▶ Quoted passage
Comments on Stephen Koch, Double Lives

Date: Thu, 22 Feb 1996 9:35:32 +0900 (JST) From: JLM@twics.com

Note from David Bailey, editor: I would like to encourage similar comments from members of the h-ideas network regarding recent interesting and important books which might not be entering the list through the normal reviewing process. I have divided John's message on two books for the sake of clarity of discussion.

Recently I have been reading a couple of very scary books. My comments on the second will appear in a second post. The first, by historian Stephen Koch is _Double Lives: Stalin, Willi Munzenberg and the Seduction of the Intellectuals_. It describes the life and times of Willi Munzenberg, colleague of Lenin, a founding organizer of the Communist International, a man described by Koch as "the Bolshevik Rupert Murdoch" and at one time a much-envied model for Joseph Goebbels. The blurbs on the back cover contain two quotes from reviewers. Angus Calder writes for _Scotland on Sunday that "Newspapers, magazines, books, plays, films appeared in the west at his instigation...the fellow-travelling innocents who joined the front organizations her controlled included some of the major names in 20th-century culture --Mann and Gide, Hemingway and Eluard. Bad-tempered Sinclair Lewis and wise-cracking Dorothy Parker. " Anne McElvoy, writing for _The Times_ says, "An excellent history of Soviet Propaganda in the west under Stalin... Koch, to his credit, has not taken a single rumour for granted. This is an excellent example of both scholarship and detective work, sourced from newly- opened archives in Germany and Russia."

Does anyone know of serious reviews, or have personal opinions, concerning this book or these issues? Since it makes strong claims about the relationship of ideas to history, I think that it might be of interest to us.

John McCreery
Yokohama
February 22, 1996


Date: Fri, 23 Feb 96 14:02:24 -0500
From: Hughie Lawson <a06432f@msumusik.mursuky.edu>

Just a Question. I could not tell from the John McCreery's post why Koch's a scary book. Request elaboration.


Date: Sat, 24 Feb 1996 12:34:37 +0900 (JST) From: JLM@twics.com

Hughie Lawson asks what is scary about Stephen Koch's _Double Lives_.

What's scary to me about it is the suggestion that so many of the people I have been taught, off and on, were among the brightest and best of their generation were, as Willie Munzenberger put it, "innocents" unwitting until it was too late of the purposes for which Stalin supported their cultivation. This evokes powerful memories in me of the '60s and '70s, when I myself had a hand in suggesting to students that there might be something attractive in Mao's little read book and the communes, etc. that his policies shaped. I recall too well how revulsion at the Vietnam War (and a good deal of fear for my own draftable hide) my notions like "overthrowing the system" seem plausible as well as attractive. Then I recall, too, how often I heard teachers and colleagues dismiss "conspiracy theories" out of hand in favor of "critique" rooted in broad conceptions of "social forces."

I do realize the virtue of separating the source of ideas from their value. As Terry Eagleton and Slavoj Zizek both observe, there is nothing in truth that makes it immune to ideological uses. The word "scary" was deliberately chosen. What bothers me about the book is not a logical difficulty, but a visceral reaction to it.

▶ Data listing
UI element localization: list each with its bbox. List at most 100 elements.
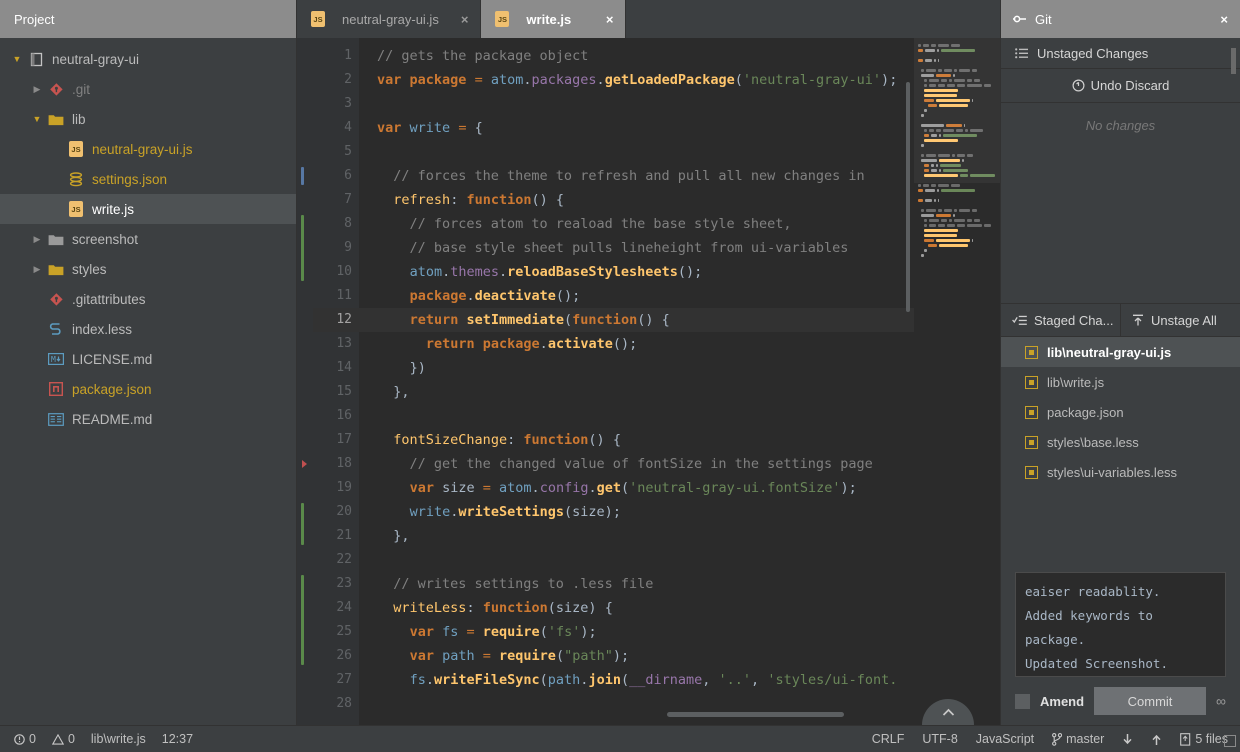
- code-content[interactable]: // gets the package object var package = …: [359, 38, 1000, 725]
- tab-close-icon[interactable]: ×: [592, 12, 614, 27]
- staged-file-row[interactable]: styles\ui-variables.less: [1001, 457, 1240, 487]
- editor-horizontal-scrollbar[interactable]: [667, 712, 900, 717]
- code-line[interactable]: // forces atom to reaload the base style…: [359, 212, 1000, 236]
- status-bar: 0 0 lib\write.js 12:37 CRLF UTF-8 JavaSc…: [0, 725, 1240, 752]
- code-line[interactable]: var write = {: [359, 116, 1000, 140]
- tree-item-license-md[interactable]: ▶ M LICENSE.md: [0, 344, 296, 374]
- code-line[interactable]: writeLess: function(size) {: [359, 596, 1000, 620]
- minimap-token: [923, 184, 930, 187]
- commit-button[interactable]: Commit: [1094, 687, 1207, 715]
- code-line[interactable]: return setImmediate(function() {: [359, 308, 1000, 332]
- code-line[interactable]: write.writeSettings(size);: [359, 500, 1000, 524]
- infinity-icon[interactable]: ∞: [1216, 693, 1226, 709]
- code-editor[interactable]: 1 2 3 4 5 6 7 8 9 10 11 12 13 14 15 16 17 18 19 20 21 22 23 24 2…: [297, 38, 1000, 725]
- code-line[interactable]: },: [359, 380, 1000, 404]
- tree-item-package-json[interactable]: ▶ package.json: [0, 374, 296, 404]
- staged-file-row[interactable]: lib\neutral-gray-ui.js: [1001, 337, 1240, 367]
- minimap-token: [924, 229, 959, 232]
- line-number: 20: [336, 504, 352, 519]
- code-line[interactable]: atom.themes.reloadBaseStylesheets();: [359, 260, 1000, 284]
- tab-close-icon[interactable]: ×: [447, 12, 469, 27]
- code-line[interactable]: var fs = require('fs');: [359, 620, 1000, 644]
- tree-item-neutral-gray-ui-js[interactable]: ▶JS neutral-gray-ui.js: [0, 134, 296, 164]
- code-line[interactable]: refresh: function() {: [359, 188, 1000, 212]
- git-panel-close-icon[interactable]: ×: [1220, 12, 1228, 27]
- files-changed-status[interactable]: 5 files: [1180, 732, 1228, 746]
- chevron-down-icon[interactable]: ▼: [28, 114, 46, 124]
- tree-item-index-less[interactable]: ▶ index.less: [0, 314, 296, 344]
- code-line[interactable]: },: [359, 524, 1000, 548]
- code-line[interactable]: // base style sheet pulls lineheight fro…: [359, 236, 1000, 260]
- tree-item-lib[interactable]: ▼ lib: [0, 104, 296, 134]
- git-push-button[interactable]: [1151, 733, 1162, 746]
- chevron-down-icon[interactable]: ▼: [8, 54, 26, 64]
- git-icon: [46, 81, 66, 97]
- tab-neutral-gray-ui-js[interactable]: JS neutral-gray-ui.js ×: [297, 0, 482, 38]
- minimap-token: [947, 224, 956, 227]
- unstage-all-button[interactable]: Unstage All: [1120, 304, 1240, 336]
- tab-label: neutral-gray-ui.js: [342, 11, 439, 27]
- git-pull-button[interactable]: [1122, 733, 1133, 746]
- code-line[interactable]: var path = require("path");: [359, 644, 1000, 668]
- staged-files-list[interactable]: lib\neutral-gray-ui.js lib\write.js packag…: [1001, 337, 1240, 487]
- chevron-right-icon[interactable]: ▶: [28, 264, 46, 275]
- amend-checkbox[interactable]: [1015, 693, 1030, 709]
- tree-item-write-js[interactable]: ▶JS write.js: [0, 194, 296, 224]
- language-selector[interactable]: JavaScript: [976, 732, 1034, 746]
- code-line[interactable]: [359, 92, 1000, 116]
- code-line[interactable]: // forces the theme to refresh and pull …: [359, 164, 1000, 188]
- warning-count[interactable]: 0: [51, 732, 75, 746]
- code-line[interactable]: [359, 140, 1000, 164]
- tab-write-js[interactable]: JS write.js ×: [481, 0, 627, 38]
- commit-message-input[interactable]: eaiser readablity. Added keywords to pac…: [1015, 572, 1226, 677]
- line-ending-selector[interactable]: CRLF: [872, 732, 905, 746]
- minimap-line: [914, 259, 1000, 263]
- minimap-viewport[interactable]: [914, 38, 1000, 183]
- tree-item--gitattributes[interactable]: ▶ .gitattributes: [0, 284, 296, 314]
- minimap-token: [966, 219, 972, 222]
- minimap-line: [914, 224, 1000, 228]
- editor-tab-bar[interactable]: JS neutral-gray-ui.js × JS write.js ×: [297, 0, 1000, 38]
- project-file-tree[interactable]: ▼neutral-gray-ui▶.git▼lib▶JSneutral-gray…: [0, 38, 296, 725]
- editor-vertical-scrollbar[interactable]: [906, 82, 910, 312]
- code-line[interactable]: var package = atom.packages.getLoadedPac…: [359, 68, 1000, 92]
- git-panel-spacer: [1001, 487, 1240, 562]
- tree-item-neutral-gray-ui[interactable]: ▼ neutral-gray-ui: [0, 44, 296, 74]
- code-line[interactable]: // get the changed value of fontSize in …: [359, 452, 1000, 476]
- fold-marker-icon[interactable]: [302, 460, 307, 468]
- staged-file-row[interactable]: package.json: [1001, 397, 1240, 427]
- code-line[interactable]: var size = atom.config.get('neutral-gray…: [359, 476, 1000, 500]
- staged-file-row[interactable]: lib\write.js: [1001, 367, 1240, 397]
- code-line[interactable]: fs.writeFileSync(path.join(__dirname, '.…: [359, 668, 1000, 692]
- git-branch-status[interactable]: master: [1052, 732, 1104, 746]
- error-count[interactable]: 0: [14, 732, 36, 746]
- tree-item-styles[interactable]: ▶ styles: [0, 254, 296, 284]
- no-chevron: ▶: [48, 204, 66, 215]
- code-line[interactable]: }): [359, 356, 1000, 380]
- cursor-position[interactable]: 12:37: [162, 732, 193, 746]
- commit-message-scrollbar[interactable]: [1231, 48, 1236, 74]
- tree-item-readme-md[interactable]: ▶ README.md: [0, 404, 296, 434]
- tree-item-label: README.md: [72, 411, 153, 427]
- staged-changes-header[interactable]: Staged Cha...: [1001, 304, 1120, 336]
- encoding-selector[interactable]: UTF-8: [922, 732, 957, 746]
- chevron-right-icon[interactable]: ▶: [28, 84, 46, 95]
- code-line[interactable]: [359, 404, 1000, 428]
- code-line[interactable]: // gets the package object: [359, 44, 1000, 68]
- unstaged-changes-header[interactable]: Unstaged Changes: [1001, 38, 1240, 69]
- tree-item-screenshot[interactable]: ▶ screenshot: [0, 224, 296, 254]
- tree-item-settings-json[interactable]: ▶ settings.json: [0, 164, 296, 194]
- tree-item--git[interactable]: ▶ .git: [0, 74, 296, 104]
- staged-file-row[interactable]: styles\base.less: [1001, 427, 1240, 457]
- project-panel-title: Project: [0, 0, 296, 38]
- undo-discard-button[interactable]: Undo Discard: [1001, 69, 1240, 103]
- chevron-right-icon[interactable]: ▶: [28, 234, 46, 245]
- current-file-path[interactable]: lib\write.js: [91, 732, 146, 746]
- code-line[interactable]: package.deactivate();: [359, 284, 1000, 308]
- editor-minimap[interactable]: [914, 38, 1000, 725]
- code-line[interactable]: return package.activate();: [359, 332, 1000, 356]
- code-line[interactable]: [359, 548, 1000, 572]
- code-line[interactable]: fontSizeChange: function() {: [359, 428, 1000, 452]
- horizontal-scrollbar-thumb[interactable]: [667, 712, 845, 717]
- code-line[interactable]: // writes settings to .less file: [359, 572, 1000, 596]
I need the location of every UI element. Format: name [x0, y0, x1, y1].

▶ What you will do
1 – In the discussion of Koch's Double Lives, please rewrite the part that begins with "Does anyone know" and stops after "book. Request elaboration.", substituting "Could you elaborate" for "Request elaboration".
2 – Extend the discussion of Koch's Double Lives past its final sentence.

▶ Answers by task
1 –
Does anyone know of serious reviews, or have personal opinions, concerning this book or these issues? Since it makes strong claims about the relationship of ideas to history, I think that it might be of interest to us.

John McCreery
Yokohama
February 22, 1996


Date: Fri, 23 Feb 96 14:02:24 -0500
From: Hughie Lawson <a06432f@msumusik.mursuky.edu>

Just a Question. I could not tell from the John McCreery's post why Koch's a scary book. Could you elaborate.

2 –
John McCreery
Yokohama
February 24, 1996


Date: Sat, 24 Feb 96 17:03:35 EST
From: chris suggs <JCSJJ%CUNYVM@UICVM.UIC.EDU>

There was a review of Koch, about two months after the book came out, in the _Nation_. It centered on Josephine Herbst and Koch's account of her involvement and wasn't, to my mind, nearly responsive enough to the book.

I don't intend to go on at great length about a book that seemed meretricious to me, but because I have done a considerable amount of research in American cultural relations with the Comintern in the late 'twenties and throughout the 'thirties, I felt Koch had missed the reality of those relationships and had seized on a peculiar, and particularly minor, knot of implications which he mistook or decided to misrepresent as the whole.

I would make two caveats and an observation: 1) much of what Koch calls "secret" and "sinister" throughout, creating an air of grave danger hidden from sight, was publicly acknowledged policy of the journals and agencies, and indeed of the Comintern, used in fact to attract adherents; 2) Koch's end notes are often "reflexive," let us say; that is, some refer back to the very paragraph for which they are offered or to an almost identical passage elsewhere in the text, but not to any verifiable source external to the text; 3) it appears as if Koch has used the character of Munzenberg as a structural device from which to hang various pieces of a story to create a narrative coherence not otherwise sustainable, such that even when there is no trace of him, Koch invokes his necessary presence.

The condition of research in these matters is pretty difficult these days, and I'm in no position to say Koch's documentary evidence is useless, but his handling of it, the sensationalist tone of some of his prose, and his tendency to conflate unrelated matters into prima facie evidences of either conspiracies or invidious machinations makes me feel he wants to discredit a side of American cultural history rather than uncover and present a reasonable account of an historical moment.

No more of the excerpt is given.